> _Record extracts_
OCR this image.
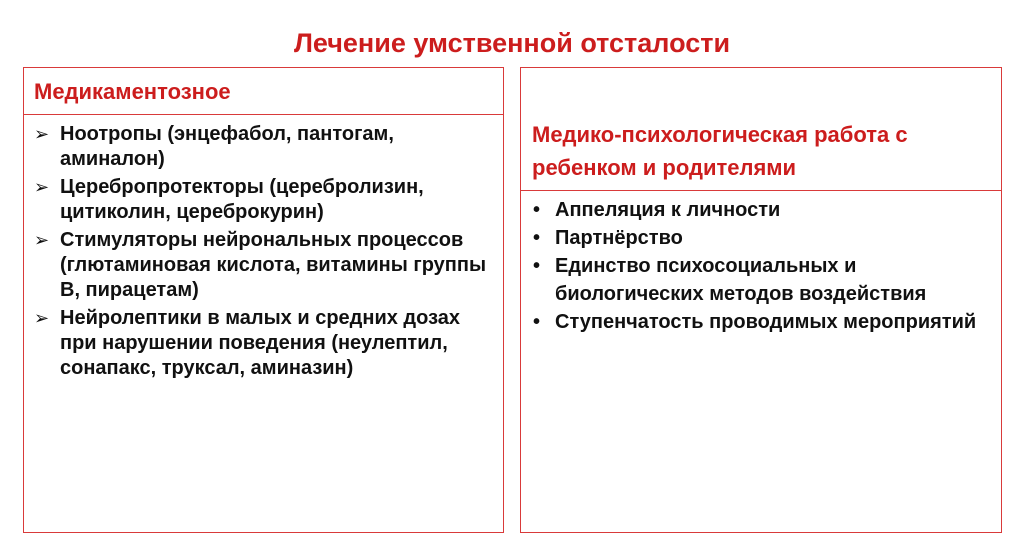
Лечение умственной отсталости
Медикаментозное
➢ Ноотропы (энцефабол, пантогам, аминалон)
➢ Церебропротекторы (церебролизин, цитиколин, цереброкурин)
➢ Стимуляторы нейрональных процессов (глютаминовая кислота, витамины группы В, пирацетам)
➢ Нейролептики в малых и средних дозах при нарушении поведения (неулептил, сонапакс, труксал, аминазин)
Медико-психологическая работа с ребенком и родителями
• Аппеляция к личности
• Партнёрство
• Единство психосоциальных и биологических методов воздействия
• Ступенчатость проводимых мероприятий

> _Work required_
An exact transcription of all the entries is required, without the pictures.

> _Completed task_
OCR this image.
Лечение умственной отсталости
Медикаментозное
➢ Ноотропы (энцефабол, пантогам, аминалон)
➢ Церебропротекторы (церебролизин, цитиколин, цереброкурин)
➢ Стимуляторы нейрональных процессов (глютаминовая кислота, витамины группы В, пирацетам)
➢ Нейролептики в малых и средних дозах при нарушении поведения (неулептил, сонапакс, труксал, аминазин)
Медико-психологическая работа с ребенком и родителями
• Аппеляция к личности
• Партнёрство
• Единство психосоциальных и биологических методов воздействия
• Ступенчатость проводимых мероприятий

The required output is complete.